TASK TO CARRY OUT>
Render the lines from the first line through the line containing "panel-label-d: (d) bbox=[291, 208, 303, 219]", both included, as a JSON list of strings with one string per line and blank lines omitted.
━━━━━ ITEMS
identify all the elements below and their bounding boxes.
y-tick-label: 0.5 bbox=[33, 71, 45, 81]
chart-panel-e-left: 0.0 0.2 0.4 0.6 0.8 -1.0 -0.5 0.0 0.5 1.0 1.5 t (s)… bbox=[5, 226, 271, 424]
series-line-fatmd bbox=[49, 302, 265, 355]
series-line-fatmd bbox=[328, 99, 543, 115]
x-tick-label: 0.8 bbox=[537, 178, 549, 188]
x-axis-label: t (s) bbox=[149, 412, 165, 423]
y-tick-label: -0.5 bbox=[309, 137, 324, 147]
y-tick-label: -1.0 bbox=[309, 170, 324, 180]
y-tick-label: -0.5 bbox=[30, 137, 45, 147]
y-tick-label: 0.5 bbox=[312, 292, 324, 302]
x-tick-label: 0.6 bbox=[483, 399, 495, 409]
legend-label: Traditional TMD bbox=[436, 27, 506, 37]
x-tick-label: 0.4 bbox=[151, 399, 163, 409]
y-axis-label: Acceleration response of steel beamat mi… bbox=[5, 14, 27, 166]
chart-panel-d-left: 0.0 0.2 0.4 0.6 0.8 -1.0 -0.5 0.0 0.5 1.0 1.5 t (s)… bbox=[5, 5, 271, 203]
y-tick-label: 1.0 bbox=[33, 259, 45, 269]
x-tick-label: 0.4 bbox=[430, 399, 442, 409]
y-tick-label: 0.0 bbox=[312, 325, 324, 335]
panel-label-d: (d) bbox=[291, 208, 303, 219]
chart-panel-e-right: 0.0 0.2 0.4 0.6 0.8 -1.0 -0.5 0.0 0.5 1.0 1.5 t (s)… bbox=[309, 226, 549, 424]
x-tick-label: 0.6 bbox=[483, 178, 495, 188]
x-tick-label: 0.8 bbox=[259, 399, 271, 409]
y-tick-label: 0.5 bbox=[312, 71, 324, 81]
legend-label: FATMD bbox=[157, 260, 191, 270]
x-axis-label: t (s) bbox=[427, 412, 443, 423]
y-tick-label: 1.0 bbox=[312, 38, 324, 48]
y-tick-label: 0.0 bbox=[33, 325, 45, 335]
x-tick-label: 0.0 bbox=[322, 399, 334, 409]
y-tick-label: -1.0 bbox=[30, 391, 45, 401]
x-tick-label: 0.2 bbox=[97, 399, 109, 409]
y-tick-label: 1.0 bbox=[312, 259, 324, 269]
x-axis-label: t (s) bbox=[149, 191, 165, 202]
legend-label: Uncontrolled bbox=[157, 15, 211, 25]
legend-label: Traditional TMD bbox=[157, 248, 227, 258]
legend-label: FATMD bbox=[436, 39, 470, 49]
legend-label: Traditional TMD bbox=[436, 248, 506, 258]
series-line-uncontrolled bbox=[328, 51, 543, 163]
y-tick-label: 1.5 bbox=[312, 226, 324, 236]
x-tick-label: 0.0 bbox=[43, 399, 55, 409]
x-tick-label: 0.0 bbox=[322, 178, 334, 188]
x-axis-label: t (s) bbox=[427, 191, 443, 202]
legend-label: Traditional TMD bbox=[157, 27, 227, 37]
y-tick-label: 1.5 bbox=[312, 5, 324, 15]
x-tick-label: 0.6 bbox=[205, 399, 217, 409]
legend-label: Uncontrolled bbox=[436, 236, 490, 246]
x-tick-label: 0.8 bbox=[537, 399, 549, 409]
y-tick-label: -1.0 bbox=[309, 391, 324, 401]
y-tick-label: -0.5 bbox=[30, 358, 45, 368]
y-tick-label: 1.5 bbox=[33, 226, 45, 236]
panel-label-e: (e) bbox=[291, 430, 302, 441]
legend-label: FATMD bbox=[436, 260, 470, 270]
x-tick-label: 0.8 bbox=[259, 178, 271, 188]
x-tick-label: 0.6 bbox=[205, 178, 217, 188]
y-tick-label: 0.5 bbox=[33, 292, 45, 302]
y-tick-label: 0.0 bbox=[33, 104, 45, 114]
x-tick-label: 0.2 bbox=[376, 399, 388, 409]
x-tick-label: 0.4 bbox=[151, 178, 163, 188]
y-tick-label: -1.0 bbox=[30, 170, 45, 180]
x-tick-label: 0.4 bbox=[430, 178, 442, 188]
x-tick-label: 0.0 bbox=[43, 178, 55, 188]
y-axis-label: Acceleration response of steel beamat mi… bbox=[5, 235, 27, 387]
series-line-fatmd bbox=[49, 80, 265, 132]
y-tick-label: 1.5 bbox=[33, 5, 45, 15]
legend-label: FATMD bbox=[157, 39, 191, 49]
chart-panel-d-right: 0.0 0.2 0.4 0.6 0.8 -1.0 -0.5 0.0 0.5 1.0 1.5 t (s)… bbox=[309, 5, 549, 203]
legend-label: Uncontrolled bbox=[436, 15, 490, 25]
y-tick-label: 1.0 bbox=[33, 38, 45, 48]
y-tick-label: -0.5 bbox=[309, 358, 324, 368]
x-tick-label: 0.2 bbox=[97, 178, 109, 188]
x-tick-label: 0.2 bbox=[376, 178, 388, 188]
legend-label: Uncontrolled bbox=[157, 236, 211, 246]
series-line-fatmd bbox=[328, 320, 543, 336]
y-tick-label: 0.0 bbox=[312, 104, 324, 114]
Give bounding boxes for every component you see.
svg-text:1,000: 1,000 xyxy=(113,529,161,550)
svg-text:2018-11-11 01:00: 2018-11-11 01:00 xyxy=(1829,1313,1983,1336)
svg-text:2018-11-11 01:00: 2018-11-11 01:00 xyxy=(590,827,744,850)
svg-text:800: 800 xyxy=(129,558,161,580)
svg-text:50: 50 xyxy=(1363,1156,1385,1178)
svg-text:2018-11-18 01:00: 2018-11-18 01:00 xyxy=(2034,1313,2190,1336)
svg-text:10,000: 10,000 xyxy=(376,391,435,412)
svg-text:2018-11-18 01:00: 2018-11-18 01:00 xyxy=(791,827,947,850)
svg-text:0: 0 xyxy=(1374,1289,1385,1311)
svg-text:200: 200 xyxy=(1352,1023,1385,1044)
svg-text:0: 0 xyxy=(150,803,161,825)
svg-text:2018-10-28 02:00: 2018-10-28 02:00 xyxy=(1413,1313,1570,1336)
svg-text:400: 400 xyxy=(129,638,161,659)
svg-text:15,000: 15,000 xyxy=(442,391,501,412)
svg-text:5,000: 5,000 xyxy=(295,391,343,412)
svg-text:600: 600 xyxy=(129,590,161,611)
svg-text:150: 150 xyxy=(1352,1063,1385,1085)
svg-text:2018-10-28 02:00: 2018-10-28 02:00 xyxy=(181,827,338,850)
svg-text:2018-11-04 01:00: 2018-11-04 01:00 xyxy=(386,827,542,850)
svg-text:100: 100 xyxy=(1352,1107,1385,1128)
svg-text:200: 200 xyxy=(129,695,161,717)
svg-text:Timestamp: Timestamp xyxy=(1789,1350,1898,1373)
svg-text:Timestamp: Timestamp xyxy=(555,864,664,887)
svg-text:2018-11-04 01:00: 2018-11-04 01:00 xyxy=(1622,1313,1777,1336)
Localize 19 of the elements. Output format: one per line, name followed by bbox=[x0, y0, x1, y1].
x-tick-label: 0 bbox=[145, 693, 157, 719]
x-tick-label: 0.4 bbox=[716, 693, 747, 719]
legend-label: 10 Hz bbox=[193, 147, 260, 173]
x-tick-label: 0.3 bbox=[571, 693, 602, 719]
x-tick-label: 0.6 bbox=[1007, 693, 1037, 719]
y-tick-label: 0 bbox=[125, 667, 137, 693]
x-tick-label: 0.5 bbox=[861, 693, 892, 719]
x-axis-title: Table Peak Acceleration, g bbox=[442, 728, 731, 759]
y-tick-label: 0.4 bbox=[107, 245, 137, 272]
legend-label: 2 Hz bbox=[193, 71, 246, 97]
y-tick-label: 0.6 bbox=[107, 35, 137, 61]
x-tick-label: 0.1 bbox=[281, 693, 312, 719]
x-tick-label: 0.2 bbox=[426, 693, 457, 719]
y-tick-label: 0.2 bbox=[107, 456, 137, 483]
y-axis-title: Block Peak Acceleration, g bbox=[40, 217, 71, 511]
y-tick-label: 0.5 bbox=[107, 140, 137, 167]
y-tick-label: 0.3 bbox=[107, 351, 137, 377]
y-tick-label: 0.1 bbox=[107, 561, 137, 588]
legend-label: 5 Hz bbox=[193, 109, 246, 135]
━━━━━━━━━━
RESPONSE TO THE TASK>
[
  "identify all the elements below and their bounding boxes.",
  "y-tick-label: 0.5 bbox=[33, 71, 45, 81]",
  "chart-panel-e-left: 0.0 0.2 0.4 0.6 0.8 -1.0 -0.5 0.0 0.5 1.0 1.5 t (s)… bbox=[5, 226, 271, 424]",
  "series-line-fatmd bbox=[49, 302, 265, 355]",
  "series-line-fatmd bbox=[328, 99, 543, 115]",
  "x-tick-label: 0.8 bbox=[537, 178, 549, 188]",
  "x-axis-label: t (s) bbox=[149, 412, 165, 423]",
  "y-tick-label: -0.5 bbox=[309, 137, 324, 147]",
  "y-tick-label: -1.0 bbox=[309, 170, 324, 180]",
  "y-tick-label: -0.5 bbox=[30, 137, 45, 147]",
  "y-tick-label: 0.5 bbox=[312, 292, 324, 302]",
  "x-tick-label: 0.6 bbox=[483, 399, 495, 409]",
  "legend-label: Traditional TMD bbox=[436, 27, 506, 37]",
  "x-tick-label: 0.4 bbox=[151, 399, 163, 409]",
  "y-axis-label: Acceleration response of steel beamat mi… bbox=[5, 14, 27, 166]",
  "chart-panel-d-left: 0.0 0.2 0.4 0.6 0.8 -1.0 -0.5 0.0 0.5 1.0 1.5 t (s)… bbox=[5, 5, 271, 203]",
  "y-tick-label: 1.0 bbox=[33, 259, 45, 269]",
  "x-tick-label: 0.4 bbox=[430, 399, 442, 409]",
  "y-tick-label: 0.0 bbox=[312, 325, 324, 335]",
  "panel-label-d: (d) bbox=[291, 208, 303, 219]"
]